Collected data |
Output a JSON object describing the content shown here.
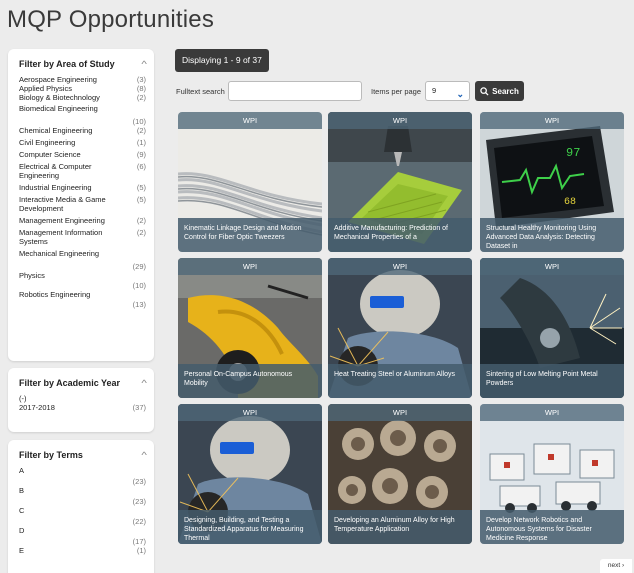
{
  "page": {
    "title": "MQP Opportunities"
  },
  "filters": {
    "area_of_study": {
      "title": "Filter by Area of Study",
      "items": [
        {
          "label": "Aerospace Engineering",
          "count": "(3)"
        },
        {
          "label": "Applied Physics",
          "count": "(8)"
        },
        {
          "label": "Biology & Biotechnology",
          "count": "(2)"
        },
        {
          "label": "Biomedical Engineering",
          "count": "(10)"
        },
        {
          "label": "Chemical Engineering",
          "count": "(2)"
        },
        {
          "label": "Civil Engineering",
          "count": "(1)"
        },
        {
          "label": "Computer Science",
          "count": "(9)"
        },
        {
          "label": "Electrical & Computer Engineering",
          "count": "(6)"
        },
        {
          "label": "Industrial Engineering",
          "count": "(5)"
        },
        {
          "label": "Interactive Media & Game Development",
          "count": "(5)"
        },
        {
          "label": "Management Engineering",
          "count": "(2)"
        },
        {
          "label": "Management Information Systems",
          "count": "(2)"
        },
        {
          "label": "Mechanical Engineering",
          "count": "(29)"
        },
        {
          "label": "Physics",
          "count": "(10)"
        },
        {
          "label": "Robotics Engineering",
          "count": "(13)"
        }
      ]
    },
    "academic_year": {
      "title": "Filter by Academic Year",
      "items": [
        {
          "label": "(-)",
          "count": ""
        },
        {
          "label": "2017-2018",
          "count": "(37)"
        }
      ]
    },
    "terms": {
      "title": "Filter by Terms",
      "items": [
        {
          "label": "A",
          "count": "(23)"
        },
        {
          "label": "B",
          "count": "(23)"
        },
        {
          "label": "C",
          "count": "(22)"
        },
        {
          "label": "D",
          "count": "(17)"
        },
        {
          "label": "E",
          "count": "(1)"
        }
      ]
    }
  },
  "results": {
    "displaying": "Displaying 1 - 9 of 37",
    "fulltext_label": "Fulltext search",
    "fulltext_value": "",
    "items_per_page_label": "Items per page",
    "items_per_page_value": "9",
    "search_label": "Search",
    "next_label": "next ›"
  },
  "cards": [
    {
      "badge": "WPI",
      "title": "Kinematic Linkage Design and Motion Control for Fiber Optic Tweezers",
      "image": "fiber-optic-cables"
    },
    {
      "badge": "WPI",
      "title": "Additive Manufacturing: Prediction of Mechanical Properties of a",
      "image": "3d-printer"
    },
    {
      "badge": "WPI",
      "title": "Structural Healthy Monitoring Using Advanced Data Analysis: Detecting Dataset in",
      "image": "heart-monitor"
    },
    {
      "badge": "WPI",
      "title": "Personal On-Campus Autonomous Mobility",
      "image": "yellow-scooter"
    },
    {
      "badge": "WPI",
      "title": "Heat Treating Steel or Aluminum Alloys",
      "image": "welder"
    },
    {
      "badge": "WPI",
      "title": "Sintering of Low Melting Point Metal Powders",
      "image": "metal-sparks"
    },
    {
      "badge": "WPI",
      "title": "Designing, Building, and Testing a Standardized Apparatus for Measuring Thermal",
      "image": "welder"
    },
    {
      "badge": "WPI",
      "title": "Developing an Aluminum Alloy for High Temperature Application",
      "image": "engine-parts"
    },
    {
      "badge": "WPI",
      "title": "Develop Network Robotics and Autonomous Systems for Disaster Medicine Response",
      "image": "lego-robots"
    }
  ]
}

What is being asked | Every line should be retyped exactly, with the pictures omitted.

Output for this task |
Output a JSON object describing the content shown here.
{
  "page": {
    "title": "MQP Opportunities"
  },
  "filters": {
    "area_of_study": {
      "title": "Filter by Area of Study",
      "items": [
        {
          "label": "Aerospace Engineering",
          "count": "(3)"
        },
        {
          "label": "Applied Physics",
          "count": "(8)"
        },
        {
          "label": "Biology & Biotechnology",
          "count": "(2)"
        },
        {
          "label": "Biomedical Engineering",
          "count": "(10)"
        },
        {
          "label": "Chemical Engineering",
          "count": "(2)"
        },
        {
          "label": "Civil Engineering",
          "count": "(1)"
        },
        {
          "label": "Computer Science",
          "count": "(9)"
        },
        {
          "label": "Electrical & Computer Engineering",
          "count": "(6)"
        },
        {
          "label": "Industrial Engineering",
          "count": "(5)"
        },
        {
          "label": "Interactive Media & Game Development",
          "count": "(5)"
        },
        {
          "label": "Management Engineering",
          "count": "(2)"
        },
        {
          "label": "Management Information Systems",
          "count": "(2)"
        },
        {
          "label": "Mechanical Engineering",
          "count": "(29)"
        },
        {
          "label": "Physics",
          "count": "(10)"
        },
        {
          "label": "Robotics Engineering",
          "count": "(13)"
        }
      ]
    },
    "academic_year": {
      "title": "Filter by Academic Year",
      "items": [
        {
          "label": "(-)",
          "count": ""
        },
        {
          "label": "2017-2018",
          "count": "(37)"
        }
      ]
    },
    "terms": {
      "title": "Filter by Terms",
      "items": [
        {
          "label": "A",
          "count": "(23)"
        },
        {
          "label": "B",
          "count": "(23)"
        },
        {
          "label": "C",
          "count": "(22)"
        },
        {
          "label": "D",
          "count": "(17)"
        },
        {
          "label": "E",
          "count": "(1)"
        }
      ]
    }
  },
  "results": {
    "displaying": "Displaying 1 - 9 of 37",
    "fulltext_label": "Fulltext search",
    "fulltext_value": "",
    "items_per_page_label": "Items per page",
    "items_per_page_value": "9",
    "search_label": "Search",
    "next_label": "next ›"
  },
  "cards": [
    {
      "badge": "WPI",
      "title": "Kinematic Linkage Design and Motion Control for Fiber Optic Tweezers",
      "image": "fiber-optic-cables"
    },
    {
      "badge": "WPI",
      "title": "Additive Manufacturing: Prediction of Mechanical Properties of a",
      "image": "3d-printer"
    },
    {
      "badge": "WPI",
      "title": "Structural Healthy Monitoring Using Advanced Data Analysis: Detecting Dataset in",
      "image": "heart-monitor"
    },
    {
      "badge": "WPI",
      "title": "Personal On-Campus Autonomous Mobility",
      "image": "yellow-scooter"
    },
    {
      "badge": "WPI",
      "title": "Heat Treating Steel or Aluminum Alloys",
      "image": "welder"
    },
    {
      "badge": "WPI",
      "title": "Sintering of Low Melting Point Metal Powders",
      "image": "metal-sparks"
    },
    {
      "badge": "WPI",
      "title": "Designing, Building, and Testing a Standardized Apparatus for Measuring Thermal",
      "image": "welder"
    },
    {
      "badge": "WPI",
      "title": "Developing an Aluminum Alloy for High Temperature Application",
      "image": "engine-parts"
    },
    {
      "badge": "WPI",
      "title": "Develop Network Robotics and Autonomous Systems for Disaster Medicine Response",
      "image": "lego-robots"
    }
  ]
}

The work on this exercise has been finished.